(Records from a collection of figures)
###

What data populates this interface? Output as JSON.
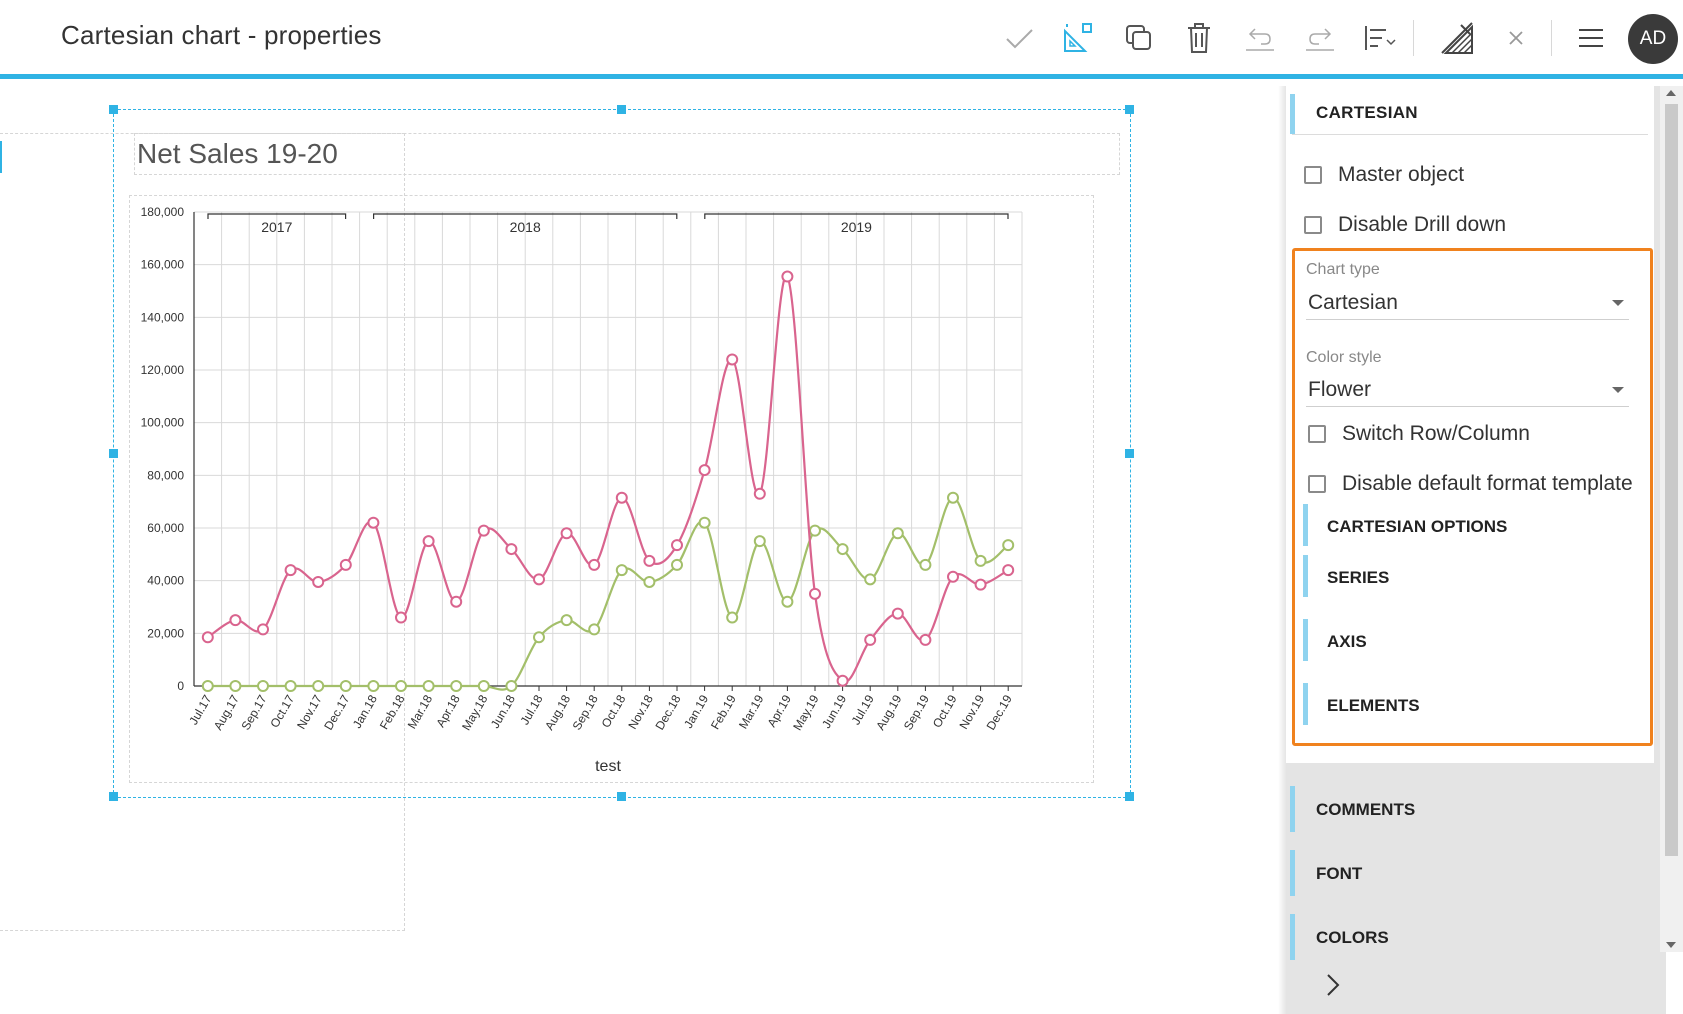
{
  "header": {
    "title": "Cartesian chart - properties",
    "avatar_initials": "AD",
    "icons": [
      "check-icon",
      "chart-edit-icon",
      "duplicate-icon",
      "trash-icon",
      "undo-icon",
      "redo-icon",
      "align-icon",
      "brush-icon",
      "close-icon",
      "menu-icon"
    ],
    "accent_color": "#2fb3e4"
  },
  "widget": {
    "title": "Net Sales 19-20"
  },
  "chart_data": {
    "type": "line",
    "xlabel": "test",
    "ylabel": "",
    "ylim": [
      0,
      180000
    ],
    "y_ticks": [
      "0",
      "20,000",
      "40,000",
      "60,000",
      "80,000",
      "100,000",
      "120,000",
      "140,000",
      "160,000",
      "180,000"
    ],
    "groups": [
      {
        "label": "2017",
        "months": 6
      },
      {
        "label": "2018",
        "months": 12
      },
      {
        "label": "2019",
        "months": 12
      }
    ],
    "categories": [
      "Jul.17",
      "Aug.17",
      "Sep.17",
      "Oct.17",
      "Nov.17",
      "Dec.17",
      "Jan.18",
      "Feb.18",
      "Mar.18",
      "Apr.18",
      "May.18",
      "Jun.18",
      "Jul.18",
      "Aug.18",
      "Sep.18",
      "Oct.18",
      "Nov.18",
      "Dec.18",
      "Jan.19",
      "Feb.19",
      "Mar.19",
      "Apr.19",
      "May.19",
      "Jun.19",
      "Jul.19",
      "Aug.19",
      "Sep.19",
      "Oct.19",
      "Nov.19",
      "Dec.19"
    ],
    "series": [
      {
        "color": "#d9648e",
        "values": [
          18500,
          25000,
          21500,
          44000,
          39500,
          46000,
          62000,
          26000,
          55000,
          32000,
          59000,
          52000,
          40500,
          58000,
          46000,
          71500,
          47500,
          53500,
          82000,
          124000,
          73000,
          155500,
          35000,
          2000,
          17500,
          27500,
          17500,
          41500,
          38500,
          44000
        ]
      },
      {
        "color": "#a3bf6a",
        "values": [
          0,
          0,
          0,
          0,
          0,
          0,
          0,
          0,
          0,
          0,
          0,
          0,
          18500,
          25000,
          21500,
          44000,
          39500,
          46000,
          62000,
          26000,
          55000,
          32000,
          59000,
          52000,
          40500,
          58000,
          46000,
          71500,
          47500,
          53500
        ]
      }
    ],
    "grid": true,
    "legend": "none"
  },
  "panel": {
    "section_title": "CARTESIAN",
    "checkbox_master": "Master object",
    "checkbox_drilldown": "Disable Drill down",
    "chart_type_label": "Chart type",
    "chart_type_value": "Cartesian",
    "color_style_label": "Color style",
    "color_style_value": "Flower",
    "checkbox_switch": "Switch Row/Column",
    "checkbox_format": "Disable default format template",
    "sub_sections": [
      "CARTESIAN OPTIONS",
      "SERIES",
      "AXIS",
      "ELEMENTS"
    ],
    "lower_sections": [
      "COMMENTS",
      "FONT",
      "COLORS"
    ],
    "highlight_color": "#f0821e"
  }
}
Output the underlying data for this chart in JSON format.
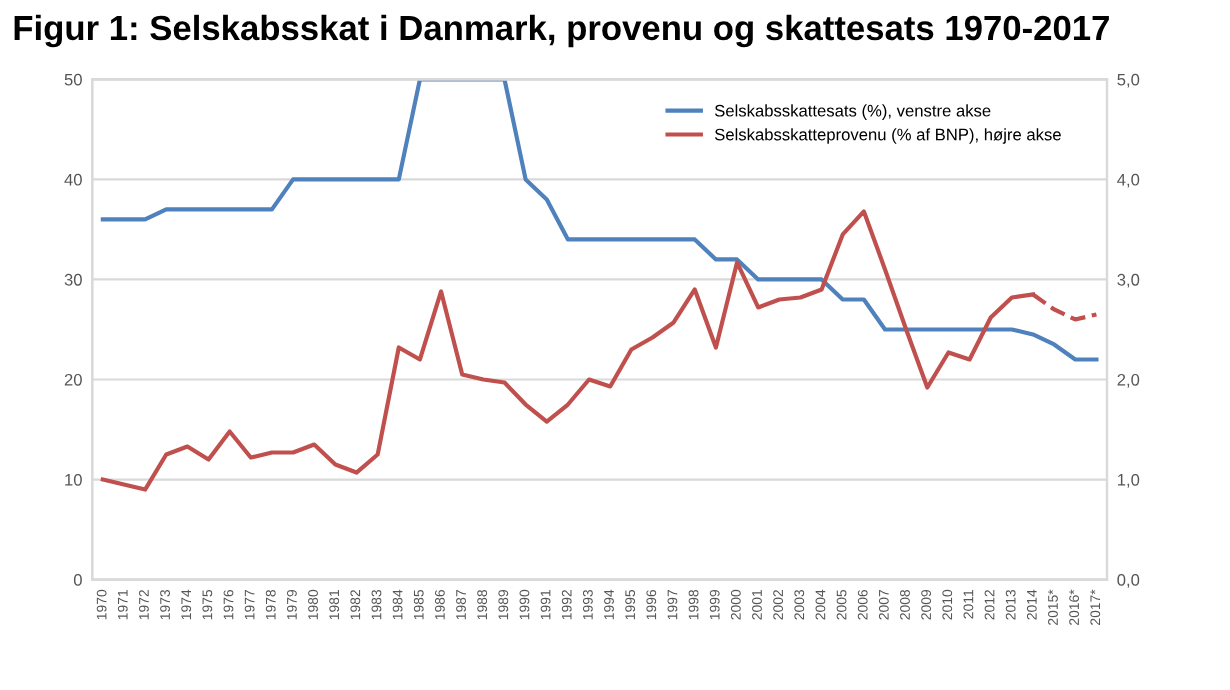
{
  "chart_data": {
    "type": "line",
    "title": "Figur 1: Selskabsskat i Danmark, provenu og skattesats 1970-2017",
    "categories": [
      "1970",
      "1971",
      "1972",
      "1973",
      "1974",
      "1975",
      "1976",
      "1977",
      "1978",
      "1979",
      "1980",
      "1981",
      "1982",
      "1983",
      "1984",
      "1985",
      "1986",
      "1987",
      "1988",
      "1989",
      "1990",
      "1991",
      "1992",
      "1993",
      "1994",
      "1995",
      "1996",
      "1997",
      "1998",
      "1999",
      "2000",
      "2001",
      "2002",
      "2003",
      "2004",
      "2005",
      "2006",
      "2007",
      "2008",
      "2009",
      "2010",
      "2011",
      "2012",
      "2013",
      "2014",
      "2015*",
      "2016*",
      "2017*"
    ],
    "series": [
      {
        "name": "Selskabsskattesats (%), venstre akse",
        "color": "#4f81bd",
        "line_style": "solid",
        "values": [
          36,
          36,
          36,
          37,
          37,
          37,
          37,
          37,
          37,
          40,
          40,
          40,
          40,
          40,
          40,
          50,
          50,
          50,
          50,
          50,
          40,
          38,
          34,
          34,
          34,
          34,
          34,
          34,
          34,
          32,
          32,
          30,
          30,
          30,
          30,
          28,
          28,
          25,
          25,
          25,
          25,
          25,
          25,
          25,
          24.5,
          23.5,
          22,
          22
        ]
      },
      {
        "name": "Selskabsskatteprovenu (% af BNP), højre akse",
        "color": "#c0504d",
        "axis": "y2",
        "line_style": "solid",
        "values": [
          1.0,
          0.95,
          0.9,
          1.25,
          1.33,
          1.2,
          1.48,
          1.22,
          1.27,
          1.27,
          1.35,
          1.15,
          1.07,
          1.25,
          2.32,
          2.2,
          2.88,
          2.05,
          2.0,
          1.97,
          1.75,
          1.58,
          1.75,
          2.0,
          1.93,
          2.3,
          2.42,
          2.57,
          2.9,
          2.32,
          3.17,
          2.72,
          2.8,
          2.82,
          2.9,
          3.45,
          3.68,
          3.1,
          2.5,
          1.92,
          2.27,
          2.2,
          2.62,
          2.82,
          2.85,
          null,
          null,
          null
        ]
      },
      {
        "color": "#c0504d",
        "axis": "y2",
        "line_style": "dashed",
        "values": [
          null,
          null,
          null,
          null,
          null,
          null,
          null,
          null,
          null,
          null,
          null,
          null,
          null,
          null,
          null,
          null,
          null,
          null,
          null,
          null,
          null,
          null,
          null,
          null,
          null,
          null,
          null,
          null,
          null,
          null,
          null,
          null,
          null,
          null,
          null,
          null,
          null,
          null,
          null,
          null,
          null,
          null,
          null,
          null,
          2.85,
          2.7,
          2.6,
          2.65
        ]
      }
    ],
    "ylim": [
      0,
      50
    ],
    "yticks": [
      0,
      10,
      20,
      30,
      40,
      50
    ],
    "y2lim": [
      0,
      5
    ],
    "y2ticks": [
      {
        "value": 0,
        "label": "0,0"
      },
      {
        "value": 1,
        "label": "1,0"
      },
      {
        "value": 2,
        "label": "2,0"
      },
      {
        "value": 3,
        "label": "3,0"
      },
      {
        "value": 4,
        "label": "4,0"
      },
      {
        "value": 5,
        "label": "5,0"
      }
    ],
    "grid": "y",
    "legend": "top right",
    "marker": "none"
  }
}
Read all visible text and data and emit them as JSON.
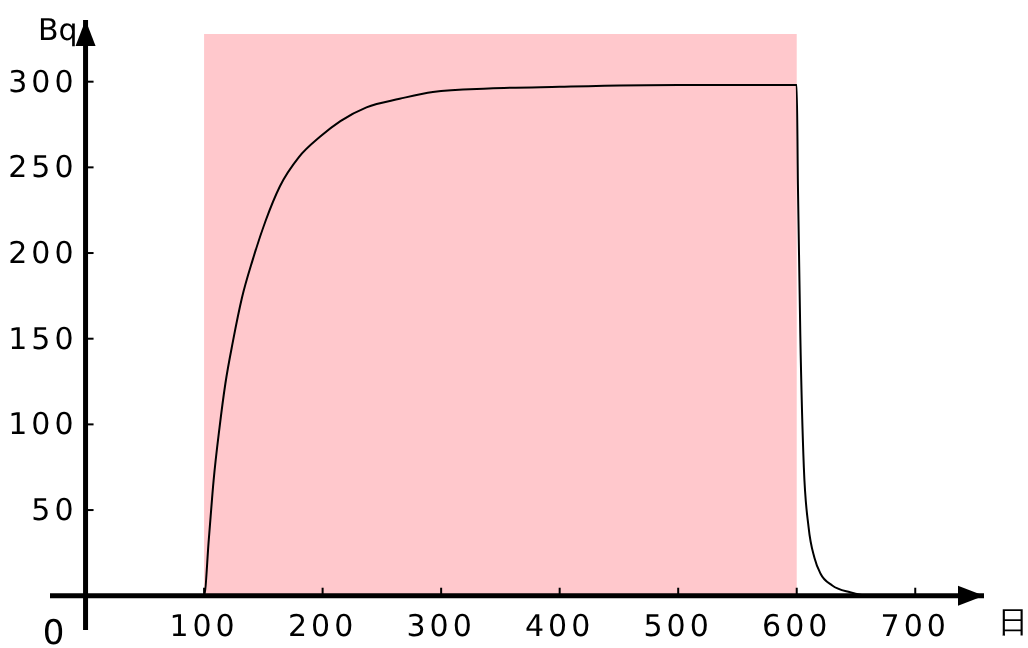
{
  "chart_data": {
    "type": "line",
    "xlabel": "日",
    "ylabel": "Bq",
    "x": [
      0,
      100,
      104,
      108,
      113,
      118,
      124.5,
      132,
      141,
      152,
      164,
      180,
      198,
      215,
      237,
      265,
      293,
      340,
      400,
      500,
      600,
      601,
      603,
      606,
      610,
      615,
      620,
      630,
      645,
      660,
      700
    ],
    "series": [
      {
        "color": "#000000",
        "values": [
          0,
          0,
          33,
          67,
          98,
          124,
          149,
          174,
          196,
          219,
          239,
          256,
          268,
          277,
          285,
          290,
          294,
          296,
          297,
          298,
          298,
          240,
          153,
          75,
          40,
          22,
          13,
          6,
          2,
          0,
          0
        ]
      }
    ],
    "xlim": [
      -30,
      758
    ],
    "ylim": [
      -20,
      336
    ],
    "xticks": [
      100,
      200,
      300,
      400,
      500,
      600,
      700
    ],
    "yticks": [
      50,
      100,
      150,
      200,
      250,
      300
    ],
    "bands": [
      {
        "axis": "x",
        "from": 100,
        "to": 600,
        "color": "#ffc8cc"
      }
    ],
    "annotations": [
      "0"
    ],
    "marker": "none",
    "line_style": "solid",
    "grid": false
  }
}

###

Copy the entries exactly. Leave out the images.

* **Worked solution**
What data populates this interface? Output as JSON.
{
  "header": {
    "title": "Cartesian chart - properties",
    "avatar_initials": "AD",
    "icons": [
      "check-icon",
      "chart-edit-icon",
      "duplicate-icon",
      "trash-icon",
      "undo-icon",
      "redo-icon",
      "align-icon",
      "brush-icon",
      "close-icon",
      "menu-icon"
    ],
    "accent_color": "#2fb3e4"
  },
  "widget": {
    "title": "Net Sales 19-20"
  },
  "chart_data": {
    "type": "line",
    "xlabel": "test",
    "ylabel": "",
    "ylim": [
      0,
      180000
    ],
    "y_ticks": [
      "0",
      "20,000",
      "40,000",
      "60,000",
      "80,000",
      "100,000",
      "120,000",
      "140,000",
      "160,000",
      "180,000"
    ],
    "groups": [
      {
        "label": "2017",
        "months": 6
      },
      {
        "label": "2018",
        "months": 12
      },
      {
        "label": "2019",
        "months": 12
      }
    ],
    "categories": [
      "Jul.17",
      "Aug.17",
      "Sep.17",
      "Oct.17",
      "Nov.17",
      "Dec.17",
      "Jan.18",
      "Feb.18",
      "Mar.18",
      "Apr.18",
      "May.18",
      "Jun.18",
      "Jul.18",
      "Aug.18",
      "Sep.18",
      "Oct.18",
      "Nov.18",
      "Dec.18",
      "Jan.19",
      "Feb.19",
      "Mar.19",
      "Apr.19",
      "May.19",
      "Jun.19",
      "Jul.19",
      "Aug.19",
      "Sep.19",
      "Oct.19",
      "Nov.19",
      "Dec.19"
    ],
    "series": [
      {
        "color": "#d9648e",
        "values": [
          18500,
          25000,
          21500,
          44000,
          39500,
          46000,
          62000,
          26000,
          55000,
          32000,
          59000,
          52000,
          40500,
          58000,
          46000,
          71500,
          47500,
          53500,
          82000,
          124000,
          73000,
          155500,
          35000,
          2000,
          17500,
          27500,
          17500,
          41500,
          38500,
          44000
        ]
      },
      {
        "color": "#a3bf6a",
        "values": [
          0,
          0,
          0,
          0,
          0,
          0,
          0,
          0,
          0,
          0,
          0,
          0,
          18500,
          25000,
          21500,
          44000,
          39500,
          46000,
          62000,
          26000,
          55000,
          32000,
          59000,
          52000,
          40500,
          58000,
          46000,
          71500,
          47500,
          53500
        ]
      }
    ],
    "grid": true,
    "legend": "none"
  },
  "panel": {
    "section_title": "CARTESIAN",
    "checkbox_master": "Master object",
    "checkbox_drilldown": "Disable Drill down",
    "chart_type_label": "Chart type",
    "chart_type_value": "Cartesian",
    "color_style_label": "Color style",
    "color_style_value": "Flower",
    "checkbox_switch": "Switch Row/Column",
    "checkbox_format": "Disable default format template",
    "sub_sections": [
      "CARTESIAN OPTIONS",
      "SERIES",
      "AXIS",
      "ELEMENTS"
    ],
    "lower_sections": [
      "COMMENTS",
      "FONT",
      "COLORS"
    ],
    "highlight_color": "#f0821e"
  }
}
Output the underlying data for this chart in JSON format.
{
  "chart_data": {
    "type": "line",
    "title": "Figur 1: Selskabsskat i Danmark, provenu og skattesats 1970-2017",
    "categories": [
      "1970",
      "1971",
      "1972",
      "1973",
      "1974",
      "1975",
      "1976",
      "1977",
      "1978",
      "1979",
      "1980",
      "1981",
      "1982",
      "1983",
      "1984",
      "1985",
      "1986",
      "1987",
      "1988",
      "1989",
      "1990",
      "1991",
      "1992",
      "1993",
      "1994",
      "1995",
      "1996",
      "1997",
      "1998",
      "1999",
      "2000",
      "2001",
      "2002",
      "2003",
      "2004",
      "2005",
      "2006",
      "2007",
      "2008",
      "2009",
      "2010",
      "2011",
      "2012",
      "2013",
      "2014",
      "2015*",
      "2016*",
      "2017*"
    ],
    "series": [
      {
        "name": "Selskabsskattesats (%), venstre akse",
        "color": "#4f81bd",
        "line_style": "solid",
        "values": [
          36,
          36,
          36,
          37,
          37,
          37,
          37,
          37,
          37,
          40,
          40,
          40,
          40,
          40,
          40,
          50,
          50,
          50,
          50,
          50,
          40,
          38,
          34,
          34,
          34,
          34,
          34,
          34,
          34,
          32,
          32,
          30,
          30,
          30,
          30,
          28,
          28,
          25,
          25,
          25,
          25,
          25,
          25,
          25,
          24.5,
          23.5,
          22,
          22
        ]
      },
      {
        "name": "Selskabsskatteprovenu (% af BNP), højre akse",
        "color": "#c0504d",
        "axis": "y2",
        "line_style": "solid",
        "values": [
          1.0,
          0.95,
          0.9,
          1.25,
          1.33,
          1.2,
          1.48,
          1.22,
          1.27,
          1.27,
          1.35,
          1.15,
          1.07,
          1.25,
          2.32,
          2.2,
          2.88,
          2.05,
          2.0,
          1.97,
          1.75,
          1.58,
          1.75,
          2.0,
          1.93,
          2.3,
          2.42,
          2.57,
          2.9,
          2.32,
          3.17,
          2.72,
          2.8,
          2.82,
          2.9,
          3.45,
          3.68,
          3.1,
          2.5,
          1.92,
          2.27,
          2.2,
          2.62,
          2.82,
          2.85,
          null,
          null,
          null
        ]
      },
      {
        "color": "#c0504d",
        "axis": "y2",
        "line_style": "dashed",
        "values": [
          null,
          null,
          null,
          null,
          null,
          null,
          null,
          null,
          null,
          null,
          null,
          null,
          null,
          null,
          null,
          null,
          null,
          null,
          null,
          null,
          null,
          null,
          null,
          null,
          null,
          null,
          null,
          null,
          null,
          null,
          null,
          null,
          null,
          null,
          null,
          null,
          null,
          null,
          null,
          null,
          null,
          null,
          null,
          null,
          2.85,
          2.7,
          2.6,
          2.65
        ]
      }
    ],
    "ylim": [
      0,
      50
    ],
    "yticks": [
      0,
      10,
      20,
      30,
      40,
      50
    ],
    "y2lim": [
      0,
      5
    ],
    "y2ticks": [
      {
        "value": 0,
        "label": "0,0"
      },
      {
        "value": 1,
        "label": "1,0"
      },
      {
        "value": 2,
        "label": "2,0"
      },
      {
        "value": 3,
        "label": "3,0"
      },
      {
        "value": 4,
        "label": "4,0"
      },
      {
        "value": 5,
        "label": "5,0"
      }
    ],
    "grid": "y",
    "legend": "top right",
    "marker": "none"
  }
}
Read all visible text and data and emit them as JSON.
{
  "chart_data": {
    "type": "line",
    "xlabel": "日",
    "ylabel": "Bq",
    "x": [
      0,
      100,
      104,
      108,
      113,
      118,
      124.5,
      132,
      141,
      152,
      164,
      180,
      198,
      215,
      237,
      265,
      293,
      340,
      400,
      500,
      600,
      601,
      603,
      606,
      610,
      615,
      620,
      630,
      645,
      660,
      700
    ],
    "series": [
      {
        "color": "#000000",
        "values": [
          0,
          0,
          33,
          67,
          98,
          124,
          149,
          174,
          196,
          219,
          239,
          256,
          268,
          277,
          285,
          290,
          294,
          296,
          297,
          298,
          298,
          240,
          153,
          75,
          40,
          22,
          13,
          6,
          2,
          0,
          0
        ]
      }
    ],
    "xlim": [
      -30,
      758
    ],
    "ylim": [
      -20,
      336
    ],
    "xticks": [
      100,
      200,
      300,
      400,
      500,
      600,
      700
    ],
    "yticks": [
      50,
      100,
      150,
      200,
      250,
      300
    ],
    "bands": [
      {
        "axis": "x",
        "from": 100,
        "to": 600,
        "color": "#ffc8cc"
      }
    ],
    "annotations": [
      "0"
    ],
    "marker": "none",
    "line_style": "solid",
    "grid": false
  }
}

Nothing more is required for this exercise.